→ PROBLEM TO WORK ON: Tally up how many lines in the listing below contain the string "high", and give only the total.

::::::::

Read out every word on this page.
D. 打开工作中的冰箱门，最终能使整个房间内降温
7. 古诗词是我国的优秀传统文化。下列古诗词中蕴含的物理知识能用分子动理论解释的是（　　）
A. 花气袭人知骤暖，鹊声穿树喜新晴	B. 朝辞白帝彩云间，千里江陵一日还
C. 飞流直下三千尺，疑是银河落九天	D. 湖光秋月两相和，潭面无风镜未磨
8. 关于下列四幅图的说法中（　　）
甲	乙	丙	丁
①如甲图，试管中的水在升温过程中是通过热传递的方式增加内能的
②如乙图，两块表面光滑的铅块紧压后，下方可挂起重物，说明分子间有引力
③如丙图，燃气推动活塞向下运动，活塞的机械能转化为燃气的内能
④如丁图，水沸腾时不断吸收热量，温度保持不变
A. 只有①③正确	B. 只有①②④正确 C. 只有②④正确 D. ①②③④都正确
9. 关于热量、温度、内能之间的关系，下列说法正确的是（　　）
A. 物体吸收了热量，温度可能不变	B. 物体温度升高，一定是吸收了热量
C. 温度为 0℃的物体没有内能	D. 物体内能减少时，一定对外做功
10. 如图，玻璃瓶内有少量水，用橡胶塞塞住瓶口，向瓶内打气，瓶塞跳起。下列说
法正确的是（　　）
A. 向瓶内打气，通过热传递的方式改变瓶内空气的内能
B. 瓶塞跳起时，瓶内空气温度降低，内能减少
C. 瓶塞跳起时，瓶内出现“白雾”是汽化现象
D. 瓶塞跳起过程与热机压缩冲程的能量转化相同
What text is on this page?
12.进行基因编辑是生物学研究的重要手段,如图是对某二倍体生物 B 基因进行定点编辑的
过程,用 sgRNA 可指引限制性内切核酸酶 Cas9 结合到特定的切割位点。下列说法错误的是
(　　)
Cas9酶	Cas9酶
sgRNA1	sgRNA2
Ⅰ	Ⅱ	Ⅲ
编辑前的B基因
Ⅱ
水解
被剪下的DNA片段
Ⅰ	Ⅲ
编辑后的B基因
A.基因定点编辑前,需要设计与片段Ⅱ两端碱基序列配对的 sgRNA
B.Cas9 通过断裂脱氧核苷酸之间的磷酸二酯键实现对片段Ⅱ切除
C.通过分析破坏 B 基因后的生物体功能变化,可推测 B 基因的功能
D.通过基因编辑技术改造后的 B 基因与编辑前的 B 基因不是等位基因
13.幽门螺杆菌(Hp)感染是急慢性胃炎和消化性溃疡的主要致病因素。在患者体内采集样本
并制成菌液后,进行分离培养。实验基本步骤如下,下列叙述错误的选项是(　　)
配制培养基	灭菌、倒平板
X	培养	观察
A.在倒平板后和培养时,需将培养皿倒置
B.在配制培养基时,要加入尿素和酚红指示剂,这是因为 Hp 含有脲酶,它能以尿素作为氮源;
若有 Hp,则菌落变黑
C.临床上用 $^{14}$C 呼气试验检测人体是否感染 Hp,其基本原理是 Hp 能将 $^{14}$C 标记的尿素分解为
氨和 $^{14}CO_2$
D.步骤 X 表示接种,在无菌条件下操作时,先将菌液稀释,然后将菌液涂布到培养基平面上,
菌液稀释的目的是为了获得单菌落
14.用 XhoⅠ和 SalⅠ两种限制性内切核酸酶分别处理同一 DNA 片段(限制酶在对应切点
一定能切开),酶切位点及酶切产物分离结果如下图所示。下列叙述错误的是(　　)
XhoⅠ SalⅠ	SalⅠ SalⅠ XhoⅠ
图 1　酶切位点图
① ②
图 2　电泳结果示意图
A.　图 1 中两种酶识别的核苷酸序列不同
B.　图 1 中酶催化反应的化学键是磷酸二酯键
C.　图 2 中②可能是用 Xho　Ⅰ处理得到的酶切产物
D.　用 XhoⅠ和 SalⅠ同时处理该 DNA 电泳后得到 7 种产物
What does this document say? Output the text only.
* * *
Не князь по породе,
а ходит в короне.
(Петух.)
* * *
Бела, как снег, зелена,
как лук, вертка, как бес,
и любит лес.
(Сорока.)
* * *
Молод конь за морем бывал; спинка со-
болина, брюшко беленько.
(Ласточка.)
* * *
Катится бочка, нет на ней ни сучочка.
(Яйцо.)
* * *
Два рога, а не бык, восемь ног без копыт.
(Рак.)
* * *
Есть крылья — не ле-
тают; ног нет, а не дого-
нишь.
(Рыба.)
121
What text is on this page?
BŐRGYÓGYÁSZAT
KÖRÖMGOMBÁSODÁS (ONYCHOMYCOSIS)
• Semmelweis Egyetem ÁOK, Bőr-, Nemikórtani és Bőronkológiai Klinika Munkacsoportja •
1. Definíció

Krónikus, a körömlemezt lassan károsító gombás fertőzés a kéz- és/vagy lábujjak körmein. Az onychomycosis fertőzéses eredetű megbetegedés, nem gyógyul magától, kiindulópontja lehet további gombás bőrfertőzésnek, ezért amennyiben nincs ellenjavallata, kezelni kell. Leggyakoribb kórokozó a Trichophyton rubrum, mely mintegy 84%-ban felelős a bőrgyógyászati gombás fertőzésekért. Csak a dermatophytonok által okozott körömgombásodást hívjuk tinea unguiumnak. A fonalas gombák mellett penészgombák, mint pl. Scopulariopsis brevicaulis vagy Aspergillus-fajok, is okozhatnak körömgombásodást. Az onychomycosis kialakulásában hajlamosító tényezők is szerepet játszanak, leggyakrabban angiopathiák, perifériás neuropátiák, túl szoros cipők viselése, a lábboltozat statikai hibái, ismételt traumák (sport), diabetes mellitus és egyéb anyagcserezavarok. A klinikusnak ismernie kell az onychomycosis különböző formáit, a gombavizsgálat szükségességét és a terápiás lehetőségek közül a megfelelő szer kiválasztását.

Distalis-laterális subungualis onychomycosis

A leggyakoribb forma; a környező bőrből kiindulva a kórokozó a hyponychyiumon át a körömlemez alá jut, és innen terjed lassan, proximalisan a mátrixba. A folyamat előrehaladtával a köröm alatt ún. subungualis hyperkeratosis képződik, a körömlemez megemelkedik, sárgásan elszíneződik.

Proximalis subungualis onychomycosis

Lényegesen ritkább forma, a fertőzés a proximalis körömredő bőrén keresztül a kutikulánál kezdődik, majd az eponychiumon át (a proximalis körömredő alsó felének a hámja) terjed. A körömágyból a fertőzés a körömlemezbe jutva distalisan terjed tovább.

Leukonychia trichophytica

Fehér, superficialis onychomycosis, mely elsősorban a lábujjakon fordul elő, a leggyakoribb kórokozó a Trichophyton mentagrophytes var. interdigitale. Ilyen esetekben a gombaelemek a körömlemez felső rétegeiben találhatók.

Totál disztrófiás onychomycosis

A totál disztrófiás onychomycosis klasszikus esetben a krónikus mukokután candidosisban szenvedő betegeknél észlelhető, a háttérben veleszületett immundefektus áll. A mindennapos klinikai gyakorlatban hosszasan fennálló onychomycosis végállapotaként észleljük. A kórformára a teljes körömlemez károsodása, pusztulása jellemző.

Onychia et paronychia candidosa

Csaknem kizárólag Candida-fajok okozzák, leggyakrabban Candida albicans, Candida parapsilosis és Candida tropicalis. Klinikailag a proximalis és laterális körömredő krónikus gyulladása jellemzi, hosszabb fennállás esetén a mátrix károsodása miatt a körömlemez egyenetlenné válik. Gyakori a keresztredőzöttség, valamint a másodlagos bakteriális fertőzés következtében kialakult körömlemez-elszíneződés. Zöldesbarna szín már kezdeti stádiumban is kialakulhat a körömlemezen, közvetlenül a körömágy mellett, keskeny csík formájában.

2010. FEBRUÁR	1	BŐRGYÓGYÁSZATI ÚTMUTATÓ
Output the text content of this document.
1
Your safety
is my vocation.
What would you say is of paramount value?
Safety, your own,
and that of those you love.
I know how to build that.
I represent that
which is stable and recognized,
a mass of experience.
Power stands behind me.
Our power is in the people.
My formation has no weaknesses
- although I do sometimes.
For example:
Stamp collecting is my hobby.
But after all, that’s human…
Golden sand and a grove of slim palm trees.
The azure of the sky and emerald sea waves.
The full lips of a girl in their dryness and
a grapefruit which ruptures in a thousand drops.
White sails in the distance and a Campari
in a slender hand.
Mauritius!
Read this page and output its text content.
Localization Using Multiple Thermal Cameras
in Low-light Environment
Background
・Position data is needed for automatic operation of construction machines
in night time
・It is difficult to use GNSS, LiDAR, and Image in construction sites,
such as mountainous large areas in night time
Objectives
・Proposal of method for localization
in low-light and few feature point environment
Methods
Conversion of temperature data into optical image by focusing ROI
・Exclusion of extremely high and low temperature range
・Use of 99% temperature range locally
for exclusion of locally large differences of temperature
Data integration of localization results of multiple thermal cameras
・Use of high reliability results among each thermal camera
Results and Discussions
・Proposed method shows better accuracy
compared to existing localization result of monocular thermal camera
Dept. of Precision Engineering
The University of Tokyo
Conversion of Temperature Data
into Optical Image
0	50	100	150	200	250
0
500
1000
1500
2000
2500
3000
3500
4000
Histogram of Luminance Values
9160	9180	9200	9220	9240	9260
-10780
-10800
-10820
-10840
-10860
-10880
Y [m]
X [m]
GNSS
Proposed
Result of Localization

::::::::

→ FINISHED TASK: 2